== PROMPT ==
Reproduce every entry below precisely; do not include the pictures.

Data excerpts
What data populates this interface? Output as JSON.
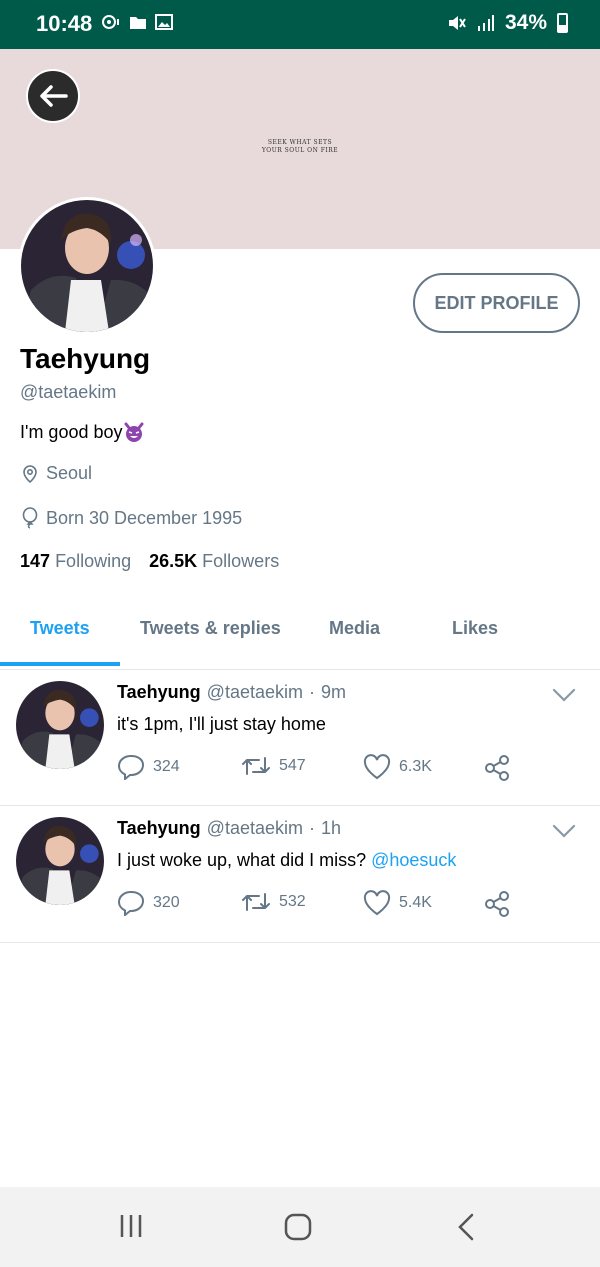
{
  "status_bar": {
    "time": "10:48",
    "battery": "34%"
  },
  "banner": {
    "quote_line1": "SEEK WHAT SETS",
    "quote_line2": "YOUR SOUL ON FIRE"
  },
  "profile": {
    "edit_button": "EDIT PROFILE",
    "name": "Taehyung",
    "handle": "@taetaekim",
    "bio": "I'm good boy",
    "bio_emoji": "devil-emoji",
    "location": "Seoul",
    "born": "Born 30 December 1995",
    "following_count": "147",
    "following_label": "Following",
    "followers_count": "26.5K",
    "followers_label": "Followers"
  },
  "tabs": [
    {
      "label": "Tweets",
      "active": true
    },
    {
      "label": "Tweets & replies",
      "active": false
    },
    {
      "label": "Media",
      "active": false
    },
    {
      "label": "Likes",
      "active": false
    }
  ],
  "tweets": [
    {
      "name": "Taehyung",
      "handle": "@taetaekim",
      "dot": "·",
      "time": "9m",
      "text": "it's 1pm, I'll just stay home",
      "mention": "",
      "replies": "324",
      "retweets": "547",
      "likes": "6.3K"
    },
    {
      "name": "Taehyung",
      "handle": "@taetaekim",
      "dot": "·",
      "time": "1h",
      "text": "I just woke up, what did I miss? ",
      "mention": "@hoesuck",
      "replies": "320",
      "retweets": "532",
      "likes": "5.4K"
    }
  ],
  "colors": {
    "status_bar": "#005a4a",
    "banner": "#e8dada",
    "accent": "#1da1f2",
    "muted": "#657786"
  }
}
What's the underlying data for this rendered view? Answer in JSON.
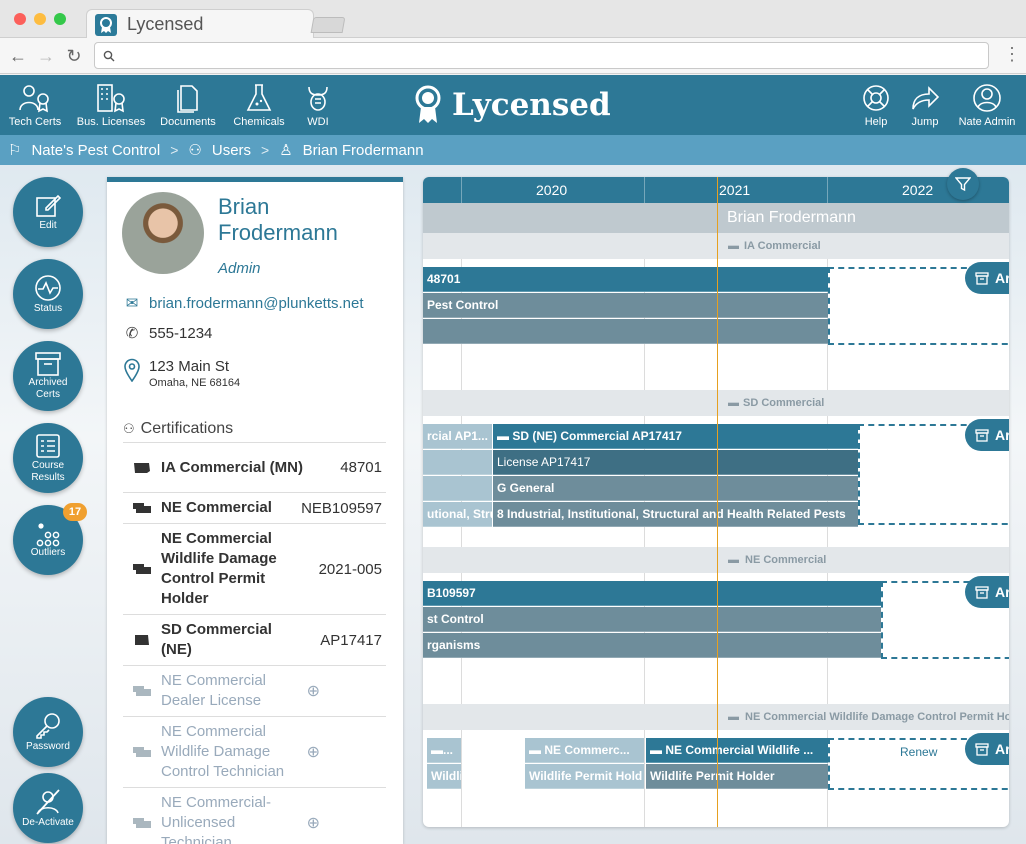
{
  "browser": {
    "tab_title": "Lycensed",
    "url": ""
  },
  "nav": {
    "left": [
      {
        "label": "Tech Certs",
        "icon": "people-award-icon"
      },
      {
        "label": "Bus. Licenses",
        "icon": "building-award-icon"
      },
      {
        "label": "Documents",
        "icon": "documents-icon"
      },
      {
        "label": "Chemicals",
        "icon": "flask-icon"
      },
      {
        "label": "WDI",
        "icon": "wdi-icon"
      }
    ],
    "brand": "Lycensed",
    "right": [
      {
        "label": "Help",
        "icon": "lifebuoy-icon"
      },
      {
        "label": "Jump",
        "icon": "jump-arrow-icon"
      },
      {
        "label": "Nate Admin",
        "icon": "user-circle-icon"
      }
    ]
  },
  "breadcrumb": [
    "Nate's Pest Control",
    "Users",
    "Brian Frodermann"
  ],
  "sidebar": [
    {
      "label": "Edit",
      "icon": "edit-icon"
    },
    {
      "label": "Status",
      "icon": "status-icon"
    },
    {
      "label": "Archived Certs",
      "icon": "archive-icon"
    },
    {
      "label": "Course Results",
      "icon": "course-results-icon"
    },
    {
      "label": "Outliers",
      "icon": "outliers-icon",
      "badge": "17"
    },
    {
      "label": "Password",
      "icon": "key-icon"
    },
    {
      "label": "De-Activate",
      "icon": "deactivate-icon"
    }
  ],
  "profile": {
    "first_name": "Brian",
    "last_name": "Frodermann",
    "role": "Admin",
    "email": "brian.frodermann@plunketts.net",
    "phone": "555-1234",
    "address1": "123 Main St",
    "address2": "Omaha, NE 68164",
    "certs_title": "Certifications",
    "certs": [
      {
        "name": "IA Commercial (MN)",
        "number": "48701",
        "active": true
      },
      {
        "name": "NE Commercial",
        "number": "NEB109597",
        "active": true
      },
      {
        "name": "NE Commercial Wildlife Damage Control Permit Holder",
        "number": "2021-005",
        "active": true
      },
      {
        "name": "SD Commercial (NE)",
        "number": "AP17417",
        "active": true
      },
      {
        "name": "NE Commercial Dealer License",
        "number": "⊕",
        "active": false
      },
      {
        "name": "NE Commercial Wildlife Damage Control Technician",
        "number": "⊕",
        "active": false
      },
      {
        "name": "NE Commercial-Unlicensed Technician",
        "number": "⊕",
        "active": false
      }
    ]
  },
  "timeline": {
    "years": [
      "2020",
      "2021",
      "2022"
    ],
    "user": "Brian Frodermann",
    "sections": [
      {
        "label": "IA Commercial",
        "bars": [
          "48701",
          "Pest Control",
          ""
        ],
        "action": "Ar"
      },
      {
        "label": "SD Commercial",
        "left_bars": [
          "rcial AP1...",
          "",
          "",
          "utional, Stru"
        ],
        "bars": [
          "SD (NE) Commercial AP17417",
          "License AP17417",
          "G General",
          "8 Industrial, Institutional, Structural and Health Related Pests"
        ],
        "action": "Ar"
      },
      {
        "label": "NE Commercial",
        "bars": [
          "B109597",
          "st Control",
          "rganisms"
        ],
        "action": "Ar"
      },
      {
        "label": "NE Commercial Wildlife Damage Control Permit Ho",
        "small_bars": [
          {
            "top": "...",
            "bottom": "Wildli"
          },
          {
            "top": "NE Commerc...",
            "bottom": "Wildlife Permit Hold"
          },
          {
            "top": "NE Commercial Wildlife ...",
            "bottom": "Wildlife Permit Holder"
          }
        ],
        "renew": "Renew",
        "action": "Ar"
      }
    ]
  },
  "colors": {
    "primary": "#2d7896",
    "crumbs": "#5aa0c2",
    "badge": "#f0a030",
    "today": "#e6a020"
  }
}
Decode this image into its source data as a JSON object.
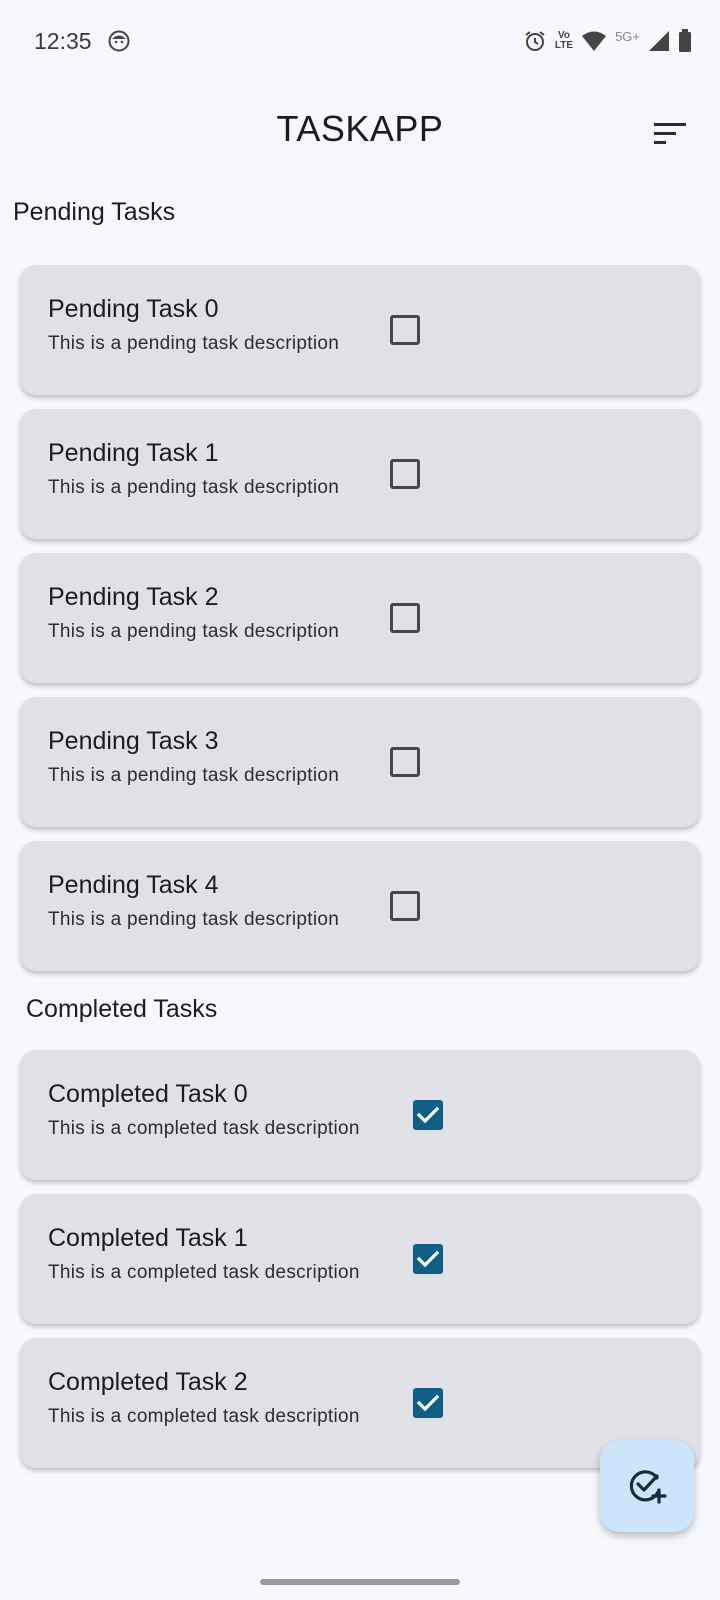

== FULL SOLUTION ==
What data populates this interface? Output as JSON.
{
  "status_bar": {
    "time": "10:48",
    "battery": "34%"
  },
  "banner": {
    "quote_line1": "SEEK WHAT SETS",
    "quote_line2": "YOUR SOUL ON FIRE"
  },
  "profile": {
    "edit_button": "EDIT PROFILE",
    "name": "Taehyung",
    "handle": "@taetaekim",
    "bio": "I'm good boy",
    "bio_emoji": "devil-emoji",
    "location": "Seoul",
    "born": "Born 30 December 1995",
    "following_count": "147",
    "following_label": "Following",
    "followers_count": "26.5K",
    "followers_label": "Followers"
  },
  "tabs": [
    {
      "label": "Tweets",
      "active": true
    },
    {
      "label": "Tweets & replies",
      "active": false
    },
    {
      "label": "Media",
      "active": false
    },
    {
      "label": "Likes",
      "active": false
    }
  ],
  "tweets": [
    {
      "name": "Taehyung",
      "handle": "@taetaekim",
      "dot": "·",
      "time": "9m",
      "text": "it's 1pm, I'll just stay home",
      "mention": "",
      "replies": "324",
      "retweets": "547",
      "likes": "6.3K"
    },
    {
      "name": "Taehyung",
      "handle": "@taetaekim",
      "dot": "·",
      "time": "1h",
      "text": "I just woke up, what did I miss? ",
      "mention": "@hoesuck",
      "replies": "320",
      "retweets": "532",
      "likes": "5.4K"
    }
  ],
  "colors": {
    "status_bar": "#005a4a",
    "banner": "#e8dada",
    "accent": "#1da1f2",
    "muted": "#657786"
  }
}
What's the underlying data for this rendered view? Answer in JSON.
{
  "browser": {
    "tab_title": "Lycensed",
    "url": ""
  },
  "nav": {
    "left": [
      {
        "label": "Tech Certs",
        "icon": "people-award-icon"
      },
      {
        "label": "Bus. Licenses",
        "icon": "building-award-icon"
      },
      {
        "label": "Documents",
        "icon": "documents-icon"
      },
      {
        "label": "Chemicals",
        "icon": "flask-icon"
      },
      {
        "label": "WDI",
        "icon": "wdi-icon"
      }
    ],
    "brand": "Lycensed",
    "right": [
      {
        "label": "Help",
        "icon": "lifebuoy-icon"
      },
      {
        "label": "Jump",
        "icon": "jump-arrow-icon"
      },
      {
        "label": "Nate Admin",
        "icon": "user-circle-icon"
      }
    ]
  },
  "breadcrumb": [
    "Nate's Pest Control",
    "Users",
    "Brian Frodermann"
  ],
  "sidebar": [
    {
      "label": "Edit",
      "icon": "edit-icon"
    },
    {
      "label": "Status",
      "icon": "status-icon"
    },
    {
      "label": "Archived Certs",
      "icon": "archive-icon"
    },
    {
      "label": "Course Results",
      "icon": "course-results-icon"
    },
    {
      "label": "Outliers",
      "icon": "outliers-icon",
      "badge": "17"
    },
    {
      "label": "Password",
      "icon": "key-icon"
    },
    {
      "label": "De-Activate",
      "icon": "deactivate-icon"
    }
  ],
  "profile": {
    "first_name": "Brian",
    "last_name": "Frodermann",
    "role": "Admin",
    "email": "brian.frodermann@plunketts.net",
    "phone": "555-1234",
    "address1": "123 Main St",
    "address2": "Omaha, NE 68164",
    "certs_title": "Certifications",
    "certs": [
      {
        "name": "IA Commercial (MN)",
        "number": "48701",
        "active": true
      },
      {
        "name": "NE Commercial",
        "number": "NEB109597",
        "active": true
      },
      {
        "name": "NE Commercial Wildlife Damage Control Permit Holder",
        "number": "2021-005",
        "active": true
      },
      {
        "name": "SD Commercial (NE)",
        "number": "AP17417",
        "active": true
      },
      {
        "name": "NE Commercial Dealer License",
        "number": "⊕",
        "active": false
      },
      {
        "name": "NE Commercial Wildlife Damage Control Technician",
        "number": "⊕",
        "active": false
      },
      {
        "name": "NE Commercial-Unlicensed Technician",
        "number": "⊕",
        "active": false
      }
    ]
  },
  "timeline": {
    "years": [
      "2020",
      "2021",
      "2022"
    ],
    "user": "Brian Frodermann",
    "sections": [
      {
        "label": "IA Commercial",
        "bars": [
          "48701",
          "Pest Control",
          ""
        ],
        "action": "Ar"
      },
      {
        "label": "SD Commercial",
        "left_bars": [
          "rcial AP1...",
          "",
          "",
          "utional, Stru"
        ],
        "bars": [
          "SD (NE) Commercial AP17417",
          "License AP17417",
          "G General",
          "8 Industrial, Institutional, Structural and Health Related Pests"
        ],
        "action": "Ar"
      },
      {
        "label": "NE Commercial",
        "bars": [
          "B109597",
          "st Control",
          "rganisms"
        ],
        "action": "Ar"
      },
      {
        "label": "NE Commercial Wildlife Damage Control Permit Ho",
        "small_bars": [
          {
            "top": "...",
            "bottom": "Wildli"
          },
          {
            "top": "NE Commerc...",
            "bottom": "Wildlife Permit Hold"
          },
          {
            "top": "NE Commercial Wildlife ...",
            "bottom": "Wildlife Permit Holder"
          }
        ],
        "renew": "Renew",
        "action": "Ar"
      }
    ]
  },
  "colors": {
    "primary": "#2d7896",
    "crumbs": "#5aa0c2",
    "badge": "#f0a030",
    "today": "#e6a020"
  }
}
Decode this image into its source data as a JSON object.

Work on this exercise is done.